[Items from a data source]
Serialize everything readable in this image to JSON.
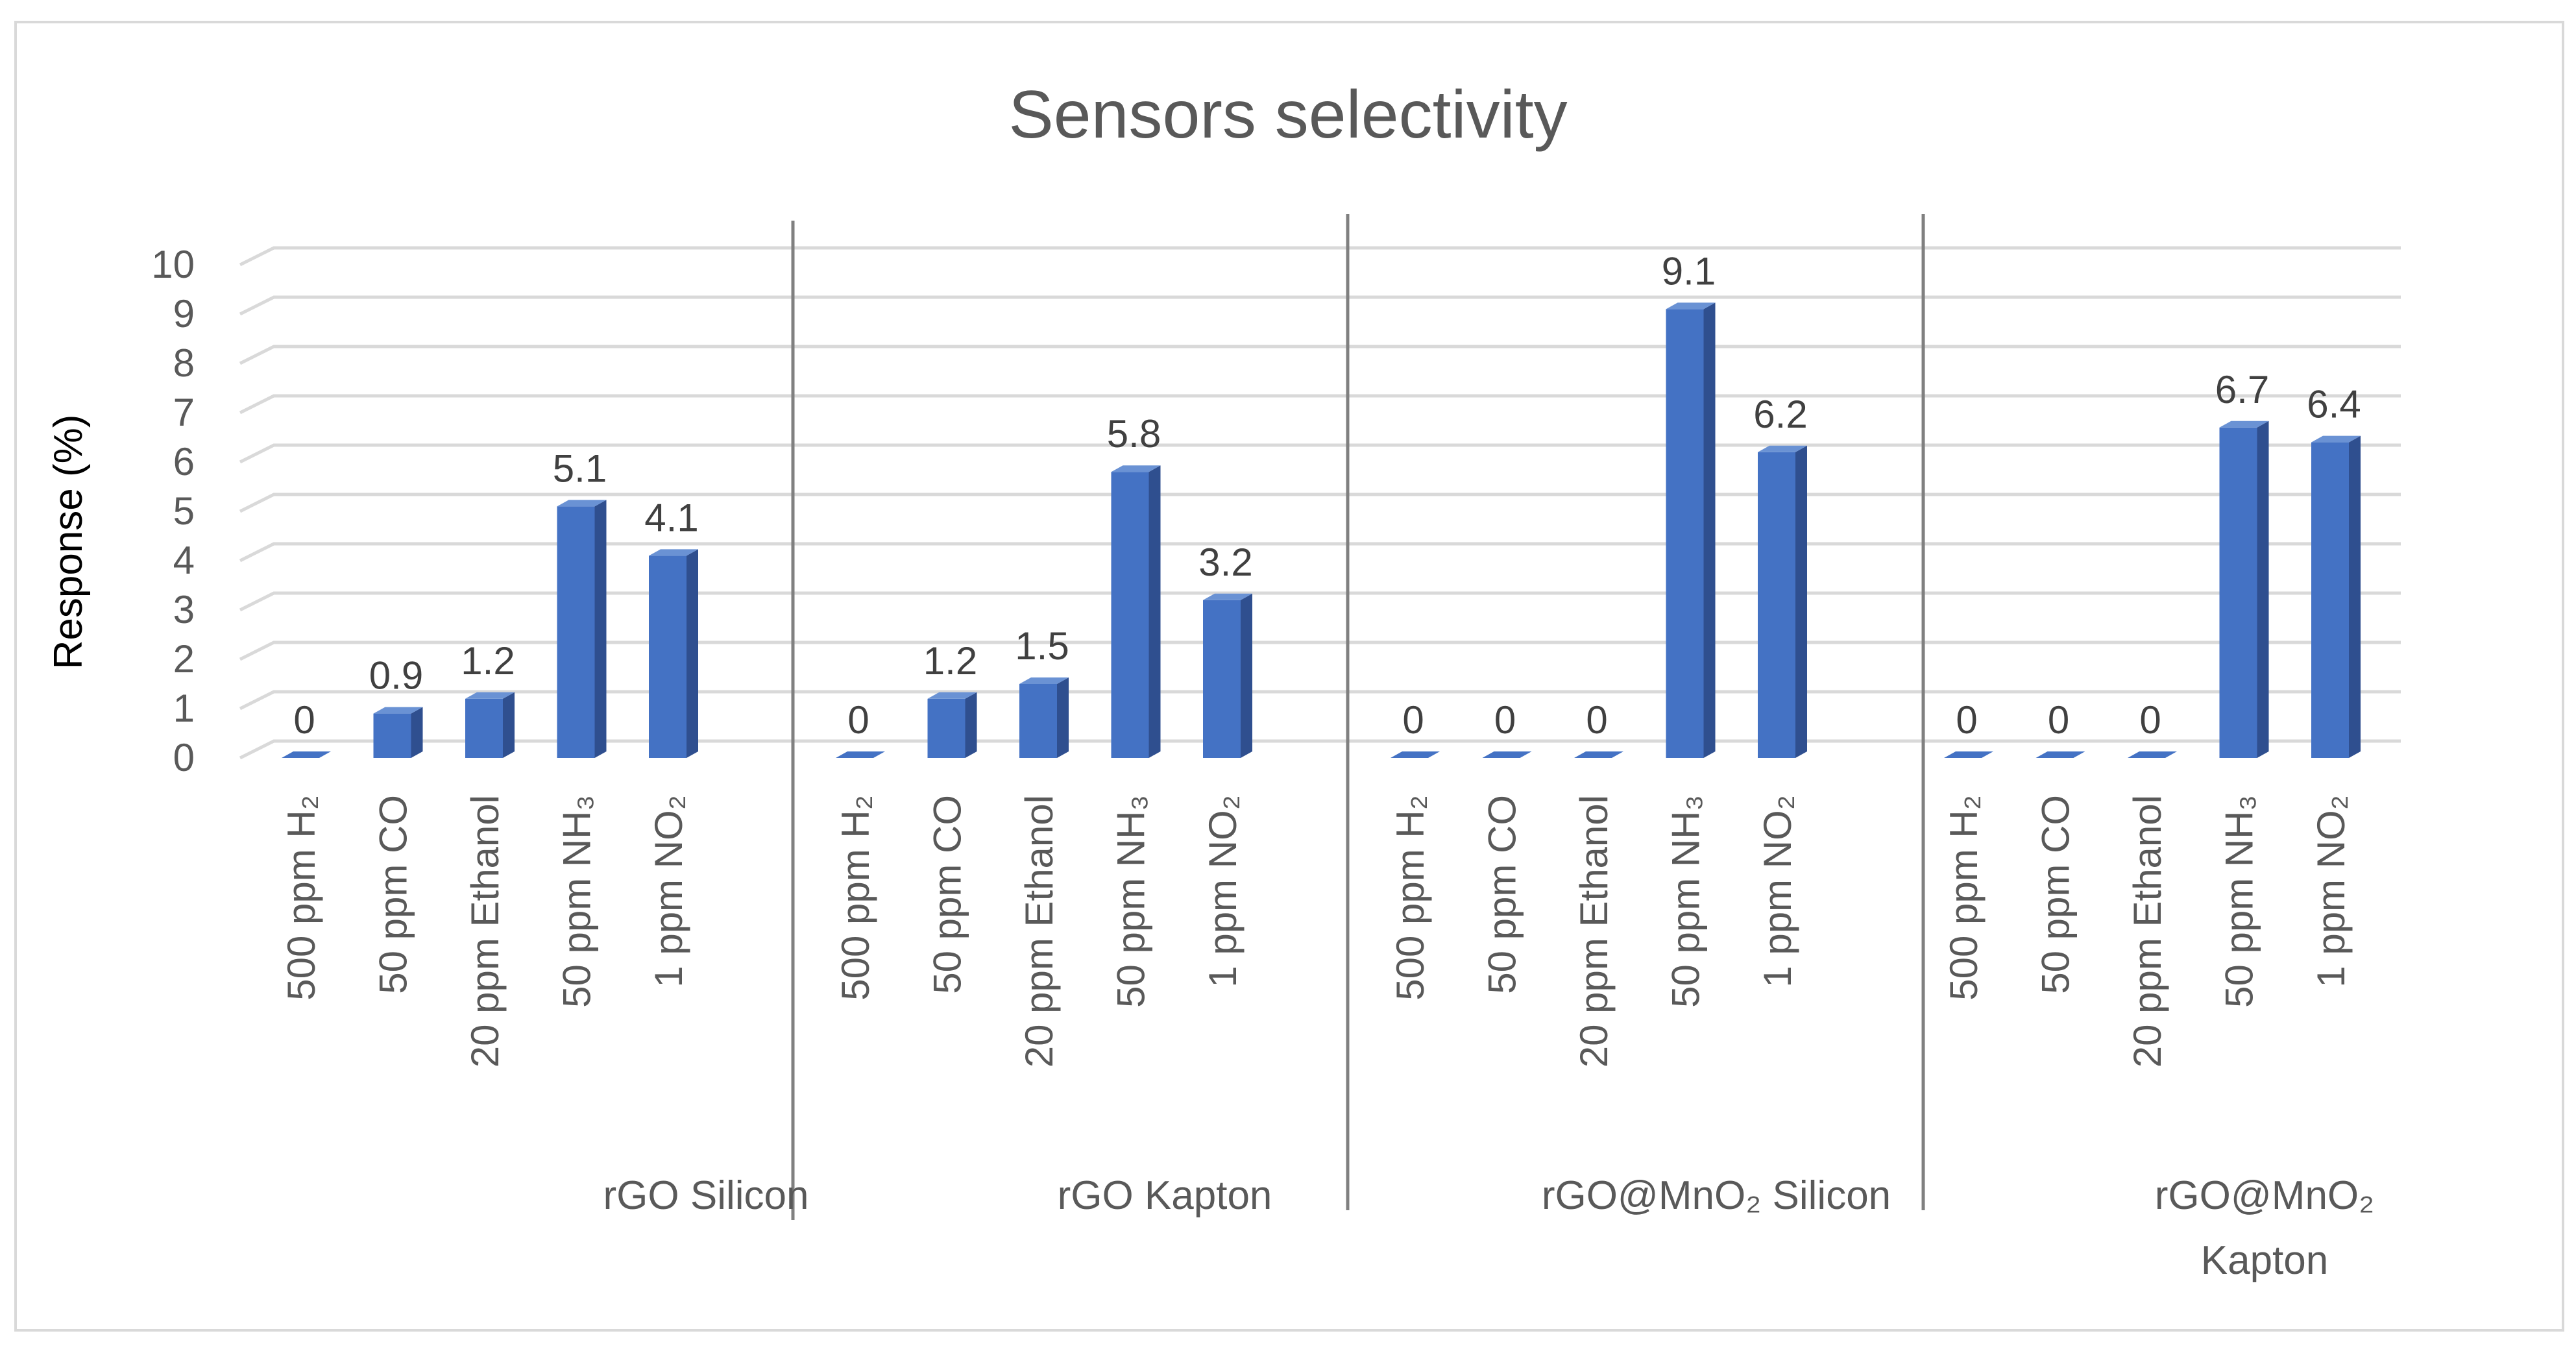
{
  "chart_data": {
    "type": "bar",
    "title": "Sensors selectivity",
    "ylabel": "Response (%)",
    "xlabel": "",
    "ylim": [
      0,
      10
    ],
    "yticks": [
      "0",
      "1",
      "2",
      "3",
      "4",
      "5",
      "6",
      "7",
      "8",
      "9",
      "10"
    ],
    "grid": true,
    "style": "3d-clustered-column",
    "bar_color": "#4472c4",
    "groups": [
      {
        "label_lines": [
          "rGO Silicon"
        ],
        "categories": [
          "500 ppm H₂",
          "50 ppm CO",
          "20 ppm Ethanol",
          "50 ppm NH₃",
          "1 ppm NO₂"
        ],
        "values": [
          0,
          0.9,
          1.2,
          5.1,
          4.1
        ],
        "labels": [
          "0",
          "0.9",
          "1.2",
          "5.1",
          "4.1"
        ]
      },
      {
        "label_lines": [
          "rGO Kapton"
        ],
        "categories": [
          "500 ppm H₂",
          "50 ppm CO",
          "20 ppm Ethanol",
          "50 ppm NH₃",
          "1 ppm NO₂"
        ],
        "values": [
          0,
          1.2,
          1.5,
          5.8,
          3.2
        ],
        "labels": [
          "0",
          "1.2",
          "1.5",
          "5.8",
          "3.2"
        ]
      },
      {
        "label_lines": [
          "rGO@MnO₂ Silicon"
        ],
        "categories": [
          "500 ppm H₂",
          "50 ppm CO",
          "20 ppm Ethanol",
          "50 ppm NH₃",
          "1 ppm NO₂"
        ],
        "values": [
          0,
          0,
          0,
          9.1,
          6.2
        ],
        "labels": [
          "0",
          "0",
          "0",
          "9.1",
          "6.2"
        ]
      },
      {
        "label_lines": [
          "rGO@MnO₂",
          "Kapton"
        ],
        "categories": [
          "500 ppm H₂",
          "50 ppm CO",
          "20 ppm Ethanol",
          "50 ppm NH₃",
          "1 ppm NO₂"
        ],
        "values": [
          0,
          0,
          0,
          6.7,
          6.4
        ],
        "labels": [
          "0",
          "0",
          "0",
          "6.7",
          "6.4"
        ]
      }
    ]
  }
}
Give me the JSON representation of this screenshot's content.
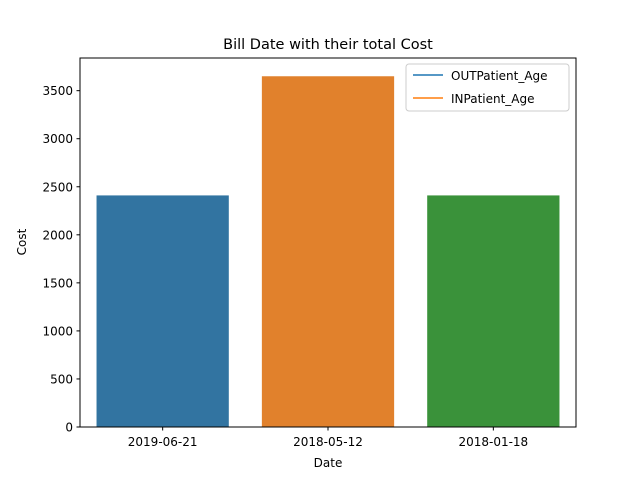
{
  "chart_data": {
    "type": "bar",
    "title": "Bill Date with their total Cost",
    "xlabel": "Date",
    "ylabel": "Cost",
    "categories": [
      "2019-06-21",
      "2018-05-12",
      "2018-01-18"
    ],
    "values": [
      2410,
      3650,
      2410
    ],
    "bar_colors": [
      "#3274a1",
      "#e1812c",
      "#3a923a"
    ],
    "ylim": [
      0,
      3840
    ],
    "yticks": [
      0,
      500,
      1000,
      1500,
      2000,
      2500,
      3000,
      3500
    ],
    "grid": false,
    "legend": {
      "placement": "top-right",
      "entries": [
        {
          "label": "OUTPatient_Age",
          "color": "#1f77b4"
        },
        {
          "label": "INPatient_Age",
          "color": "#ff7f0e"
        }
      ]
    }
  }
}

◆ **REQUIREMENTS**: Can you retype every record above exactly, leaving out the pictures?

◆ **EXERCISE ANSWER**:
Serialize everything readable in this image to JSON.
{
  "chart_data": {
    "type": "bar",
    "title": "Sensors selectivity",
    "ylabel": "Response (%)",
    "xlabel": "",
    "ylim": [
      0,
      10
    ],
    "yticks": [
      "0",
      "1",
      "2",
      "3",
      "4",
      "5",
      "6",
      "7",
      "8",
      "9",
      "10"
    ],
    "grid": true,
    "style": "3d-clustered-column",
    "bar_color": "#4472c4",
    "groups": [
      {
        "label_lines": [
          "rGO Silicon"
        ],
        "categories": [
          "500 ppm H₂",
          "50 ppm CO",
          "20 ppm Ethanol",
          "50 ppm NH₃",
          "1 ppm NO₂"
        ],
        "values": [
          0,
          0.9,
          1.2,
          5.1,
          4.1
        ],
        "labels": [
          "0",
          "0.9",
          "1.2",
          "5.1",
          "4.1"
        ]
      },
      {
        "label_lines": [
          "rGO Kapton"
        ],
        "categories": [
          "500 ppm H₂",
          "50 ppm CO",
          "20 ppm Ethanol",
          "50 ppm NH₃",
          "1 ppm NO₂"
        ],
        "values": [
          0,
          1.2,
          1.5,
          5.8,
          3.2
        ],
        "labels": [
          "0",
          "1.2",
          "1.5",
          "5.8",
          "3.2"
        ]
      },
      {
        "label_lines": [
          "rGO@MnO₂ Silicon"
        ],
        "categories": [
          "500 ppm H₂",
          "50 ppm CO",
          "20 ppm Ethanol",
          "50 ppm NH₃",
          "1 ppm NO₂"
        ],
        "values": [
          0,
          0,
          0,
          9.1,
          6.2
        ],
        "labels": [
          "0",
          "0",
          "0",
          "9.1",
          "6.2"
        ]
      },
      {
        "label_lines": [
          "rGO@MnO₂",
          "Kapton"
        ],
        "categories": [
          "500 ppm H₂",
          "50 ppm CO",
          "20 ppm Ethanol",
          "50 ppm NH₃",
          "1 ppm NO₂"
        ],
        "values": [
          0,
          0,
          0,
          6.7,
          6.4
        ],
        "labels": [
          "0",
          "0",
          "0",
          "6.7",
          "6.4"
        ]
      }
    ]
  }
}
Give me the JSON representation of this screenshot's content.
{
  "chart_data": {
    "type": "bar",
    "title": "Bill Date with their total Cost",
    "xlabel": "Date",
    "ylabel": "Cost",
    "categories": [
      "2019-06-21",
      "2018-05-12",
      "2018-01-18"
    ],
    "values": [
      2410,
      3650,
      2410
    ],
    "bar_colors": [
      "#3274a1",
      "#e1812c",
      "#3a923a"
    ],
    "ylim": [
      0,
      3840
    ],
    "yticks": [
      0,
      500,
      1000,
      1500,
      2000,
      2500,
      3000,
      3500
    ],
    "grid": false,
    "legend": {
      "placement": "top-right",
      "entries": [
        {
          "label": "OUTPatient_Age",
          "color": "#1f77b4"
        },
        {
          "label": "INPatient_Age",
          "color": "#ff7f0e"
        }
      ]
    }
  }
}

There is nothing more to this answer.